Print out every record exactly as it appears.

++++++++

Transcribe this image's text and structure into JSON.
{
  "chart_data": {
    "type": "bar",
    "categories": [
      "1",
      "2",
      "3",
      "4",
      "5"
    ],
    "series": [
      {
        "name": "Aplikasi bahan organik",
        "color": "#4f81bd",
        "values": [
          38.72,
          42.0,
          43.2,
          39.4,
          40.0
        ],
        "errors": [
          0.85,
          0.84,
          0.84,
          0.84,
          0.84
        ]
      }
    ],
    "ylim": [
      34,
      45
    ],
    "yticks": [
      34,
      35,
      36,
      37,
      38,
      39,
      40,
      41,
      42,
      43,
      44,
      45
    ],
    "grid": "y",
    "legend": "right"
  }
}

++++++++

**TASK RESPONSE**.
Transcribe this image's text and structure into JSON.
{
  "chart_data": {
    "type": "bar",
    "categories": [
      "1",
      "2",
      "3",
      "4",
      "5"
    ],
    "series": [
      {
        "name": "Aplikasi bahan organik",
        "color": "#4f81bd",
        "values": [
          38.72,
          42.0,
          43.2,
          39.4,
          40.0
        ],
        "errors": [
          0.85,
          0.84,
          0.84,
          0.84,
          0.84
        ]
      }
    ],
    "ylim": [
      34,
      45
    ],
    "yticks": [
      34,
      35,
      36,
      37,
      38,
      39,
      40,
      41,
      42,
      43,
      44,
      45
    ],
    "grid": "y",
    "legend": "right"
  }
}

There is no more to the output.